[Records about charts and figures]
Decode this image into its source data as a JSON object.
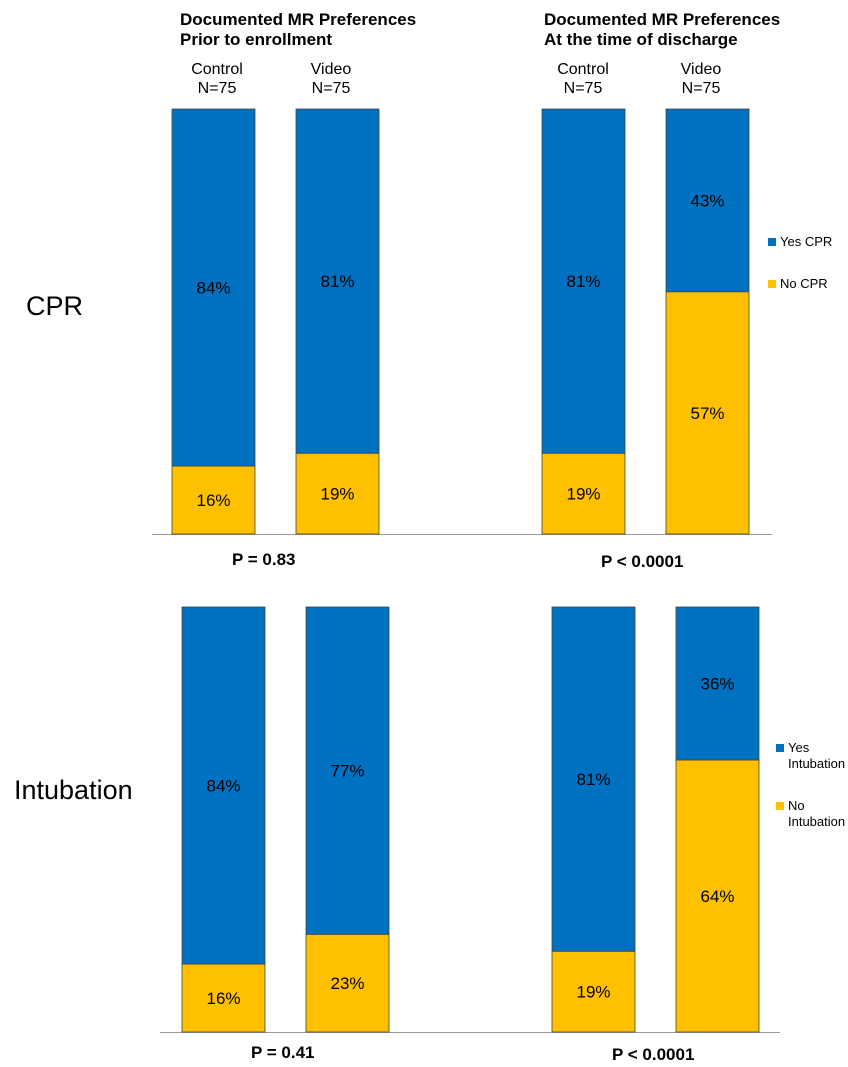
{
  "columns": [
    {
      "title_line1": "Documented MR Preferences",
      "title_line2": "Prior to enrollment",
      "groups": [
        {
          "name": "Control",
          "n": "N=75"
        },
        {
          "name": "Video",
          "n": "N=75"
        }
      ]
    },
    {
      "title_line1": "Documented MR Preferences",
      "title_line2": "At the time of discharge",
      "groups": [
        {
          "name": "Control",
          "n": "N=75"
        },
        {
          "name": "Video",
          "n": "N=75"
        }
      ]
    }
  ],
  "rows": [
    {
      "label": "CPR",
      "p_values": [
        "P = 0.83",
        "P < 0.0001"
      ],
      "legend": [
        {
          "label": "Yes CPR",
          "color": "#0070C0"
        },
        {
          "label": "No CPR",
          "color": "#FFC000"
        }
      ]
    },
    {
      "label": "Intubation",
      "p_values": [
        "P = 0.41",
        "P < 0.0001"
      ],
      "legend": [
        {
          "label": "Yes Intubation",
          "color": "#0070C0"
        },
        {
          "label": "No Intubation",
          "color": "#FFC000"
        }
      ]
    }
  ],
  "chart_data": [
    {
      "type": "bar",
      "stacked": true,
      "row": "CPR",
      "panel": "Prior to enrollment",
      "categories": [
        "Control",
        "Video"
      ],
      "series": [
        {
          "name": "Yes CPR",
          "values": [
            84,
            81
          ],
          "color": "#0070C0",
          "labels": [
            "84%",
            "81%"
          ]
        },
        {
          "name": "No CPR",
          "values": [
            16,
            19
          ],
          "color": "#FFC000",
          "labels": [
            "16%",
            "19%"
          ]
        }
      ],
      "ylim": [
        0,
        100
      ]
    },
    {
      "type": "bar",
      "stacked": true,
      "row": "CPR",
      "panel": "At the time of discharge",
      "categories": [
        "Control",
        "Video"
      ],
      "series": [
        {
          "name": "Yes CPR",
          "values": [
            81,
            43
          ],
          "color": "#0070C0",
          "labels": [
            "81%",
            "43%"
          ]
        },
        {
          "name": "No CPR",
          "values": [
            19,
            57
          ],
          "color": "#FFC000",
          "labels": [
            "19%",
            "57%"
          ]
        }
      ],
      "ylim": [
        0,
        100
      ]
    },
    {
      "type": "bar",
      "stacked": true,
      "row": "Intubation",
      "panel": "Prior to enrollment",
      "categories": [
        "Control",
        "Video"
      ],
      "series": [
        {
          "name": "Yes Intubation",
          "values": [
            84,
            77
          ],
          "color": "#0070C0",
          "labels": [
            "84%",
            "77%"
          ]
        },
        {
          "name": "No Intubation",
          "values": [
            16,
            23
          ],
          "color": "#FFC000",
          "labels": [
            "16%",
            "23%"
          ]
        }
      ],
      "ylim": [
        0,
        100
      ]
    },
    {
      "type": "bar",
      "stacked": true,
      "row": "Intubation",
      "panel": "At the time of discharge",
      "categories": [
        "Control",
        "Video"
      ],
      "series": [
        {
          "name": "Yes Intubation",
          "values": [
            81,
            36
          ],
          "color": "#0070C0",
          "labels": [
            "81%",
            "36%"
          ]
        },
        {
          "name": "No Intubation",
          "values": [
            19,
            64
          ],
          "color": "#FFC000",
          "labels": [
            "19%",
            "64%"
          ]
        }
      ],
      "ylim": [
        0,
        100
      ]
    }
  ]
}
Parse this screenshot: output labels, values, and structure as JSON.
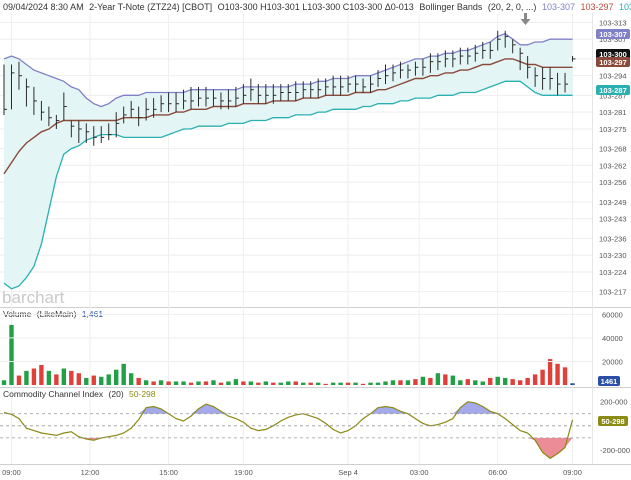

## WHAT IS BEING ASKED
Write out the whole listing exactly, and drop the pictures.

## EXERCISE RESPONSE
Decode this image into its source data as a JSON object.
{
  "columns": [
    {
      "title_line1": "Documented MR Preferences",
      "title_line2": "Prior to enrollment",
      "groups": [
        {
          "name": "Control",
          "n": "N=75"
        },
        {
          "name": "Video",
          "n": "N=75"
        }
      ]
    },
    {
      "title_line1": "Documented MR Preferences",
      "title_line2": "At the time of discharge",
      "groups": [
        {
          "name": "Control",
          "n": "N=75"
        },
        {
          "name": "Video",
          "n": "N=75"
        }
      ]
    }
  ],
  "rows": [
    {
      "label": "CPR",
      "p_values": [
        "P = 0.83",
        "P < 0.0001"
      ],
      "legend": [
        {
          "label": "Yes CPR",
          "color": "#0070C0"
        },
        {
          "label": "No CPR",
          "color": "#FFC000"
        }
      ]
    },
    {
      "label": "Intubation",
      "p_values": [
        "P = 0.41",
        "P < 0.0001"
      ],
      "legend": [
        {
          "label": "Yes Intubation",
          "color": "#0070C0"
        },
        {
          "label": "No Intubation",
          "color": "#FFC000"
        }
      ]
    }
  ],
  "chart_data": [
    {
      "type": "bar",
      "stacked": true,
      "row": "CPR",
      "panel": "Prior to enrollment",
      "categories": [
        "Control",
        "Video"
      ],
      "series": [
        {
          "name": "Yes CPR",
          "values": [
            84,
            81
          ],
          "color": "#0070C0",
          "labels": [
            "84%",
            "81%"
          ]
        },
        {
          "name": "No CPR",
          "values": [
            16,
            19
          ],
          "color": "#FFC000",
          "labels": [
            "16%",
            "19%"
          ]
        }
      ],
      "ylim": [
        0,
        100
      ]
    },
    {
      "type": "bar",
      "stacked": true,
      "row": "CPR",
      "panel": "At the time of discharge",
      "categories": [
        "Control",
        "Video"
      ],
      "series": [
        {
          "name": "Yes CPR",
          "values": [
            81,
            43
          ],
          "color": "#0070C0",
          "labels": [
            "81%",
            "43%"
          ]
        },
        {
          "name": "No CPR",
          "values": [
            19,
            57
          ],
          "color": "#FFC000",
          "labels": [
            "19%",
            "57%"
          ]
        }
      ],
      "ylim": [
        0,
        100
      ]
    },
    {
      "type": "bar",
      "stacked": true,
      "row": "Intubation",
      "panel": "Prior to enrollment",
      "categories": [
        "Control",
        "Video"
      ],
      "series": [
        {
          "name": "Yes Intubation",
          "values": [
            84,
            77
          ],
          "color": "#0070C0",
          "labels": [
            "84%",
            "77%"
          ]
        },
        {
          "name": "No Intubation",
          "values": [
            16,
            23
          ],
          "color": "#FFC000",
          "labels": [
            "16%",
            "23%"
          ]
        }
      ],
      "ylim": [
        0,
        100
      ]
    },
    {
      "type": "bar",
      "stacked": true,
      "row": "Intubation",
      "panel": "At the time of discharge",
      "categories": [
        "Control",
        "Video"
      ],
      "series": [
        {
          "name": "Yes Intubation",
          "values": [
            81,
            36
          ],
          "color": "#0070C0",
          "labels": [
            "81%",
            "36%"
          ]
        },
        {
          "name": "No Intubation",
          "values": [
            19,
            64
          ],
          "color": "#FFC000",
          "labels": [
            "19%",
            "64%"
          ]
        }
      ],
      "ylim": [
        0,
        100
      ]
    }
  ]
}
Parse this screenshot: output labels, values, and structure as JSON.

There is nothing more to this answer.